• PROMPT 1:
List the titles of the numbered steps in the text below on secondary alkanol oxidation.
• PROMPT 2:
Using the text below on secondary alkanol oxidation, decide whether each statement agrees with it. Answer yes or no for each, quoting the words that decide it.
(a) Tertiary alcohols oxidize easily.
(b) Potassium dichromate is one common form in which Cr(VI) is used.
(c) During the reaction, Cr(VI) is reduced to Cr(II).
• PROMPT 3:
From the text below on secondary alkanol oxidation, translate this sentence into Spanish: "When secondary alcohols undergo oxidation, they are converted into ketones."
** Opening TEXT UNDER STUDY block **
The oxidation of a secondary alkanol with Cr(VI) leads to the formation of :

To determine the product of the oxidation of a secondary alkanol with Cr(VI), we can follow these steps: ### Step 1: Identify the Type of Alcohol - A secondary alkanol (or secondary alcohol) is characterized by the presence of the hydroxyl group (-OH) attached to a carbon atom that is connected to two other carbon atoms. ### Step 2: Understand the Oxidation Process - When secondary alcohols undergo oxidation, they are converted into ketones. This is a key distinction, as primary alcohols oxidize to aldehydes, and tertiary alcohols do not oxidize easily. ### Step 3: Identify the Oxidizing Agent - In this case, Cr(VI) (chromium in the +6 oxidation state) is the oxidizing agent. Commonly, Cr(VI) is used in the form of chromium trioxide (CrO3) or potassium dichromate (K2Cr2O7). ### Step 4: Write the Reaction - The oxidation of a secondary alcohol (R2CHOH) with Cr(VI) can be represented as: \[ R_2CHOH + [O] \rightarrow R_2C=O + H_2O \] Here, R2C=O represents the ketone formed. ### Step 5: Determine the Change in Oxidation State - During the reaction, Cr(VI) is reduced to Cr(III) (chromium in the +3 oxidation state). This reduction is crucial as it indicates that Cr(VI) has accepted electrons during the oxidation of the alcohol. ### Conclusion - Therefore, the oxidation of a secondary alkanol with Cr(VI) leads to the formation of a ketone and the reduction of chromium from +6 to +3. ### Final Answer - The oxidation of a secondary alkanol with Cr(VI) leads to the formation of a **ketone** and the reduction of chromium to **Cr(III)**. ---
** Closing TEXT UNDER STUDY block **
** Opening GIVEN RECORDS block **
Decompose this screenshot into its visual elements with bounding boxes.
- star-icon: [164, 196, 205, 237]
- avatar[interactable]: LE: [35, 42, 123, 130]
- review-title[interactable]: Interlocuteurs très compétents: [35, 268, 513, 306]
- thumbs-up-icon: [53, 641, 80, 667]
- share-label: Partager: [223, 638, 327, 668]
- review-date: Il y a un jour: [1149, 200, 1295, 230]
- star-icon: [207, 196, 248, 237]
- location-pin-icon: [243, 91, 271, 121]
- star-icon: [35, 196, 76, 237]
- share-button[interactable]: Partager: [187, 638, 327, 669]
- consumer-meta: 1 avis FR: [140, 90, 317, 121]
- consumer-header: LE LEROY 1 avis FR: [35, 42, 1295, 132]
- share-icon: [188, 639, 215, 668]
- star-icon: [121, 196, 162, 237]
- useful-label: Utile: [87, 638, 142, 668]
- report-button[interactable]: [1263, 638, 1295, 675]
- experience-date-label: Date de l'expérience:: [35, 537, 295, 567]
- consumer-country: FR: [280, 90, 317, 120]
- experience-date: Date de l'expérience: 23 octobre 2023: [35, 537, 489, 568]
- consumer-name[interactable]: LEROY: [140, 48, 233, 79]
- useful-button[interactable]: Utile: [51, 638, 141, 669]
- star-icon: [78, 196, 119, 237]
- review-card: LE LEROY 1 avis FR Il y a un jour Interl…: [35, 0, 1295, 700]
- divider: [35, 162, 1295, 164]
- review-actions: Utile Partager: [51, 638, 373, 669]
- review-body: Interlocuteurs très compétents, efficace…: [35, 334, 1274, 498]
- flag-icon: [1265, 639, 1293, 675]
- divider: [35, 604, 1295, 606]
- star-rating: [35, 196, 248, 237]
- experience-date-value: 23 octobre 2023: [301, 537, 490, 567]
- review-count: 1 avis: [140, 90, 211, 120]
** Closing GIVEN RECORDS block **
• EXPECTED ANSWER 1:
Step 1: Identify the Type of Alcohol
Step 2: Understand the Oxidation Process
Step 3: Identify the Oxidizing Agent
Step 4: Write the Reaction
Step 5: Determine the Change in Oxidation State

• EXPECTED ANSWER 2:
(a) No: "tertiary alcohols do not oxidize easily."
(b) Yes: "Commonly, Cr(VI) is used in the form of chromium trioxide (CrO3) or potassium dichromate (K2Cr2O7)."
(c) No: "Cr(VI) is reduced to Cr(III) (chromium in the +3 oxidation state)."

• EXPECTED ANSWER 3:
Cuando los alcoholes secundarios sufren oxidación, se convierten en cetonas.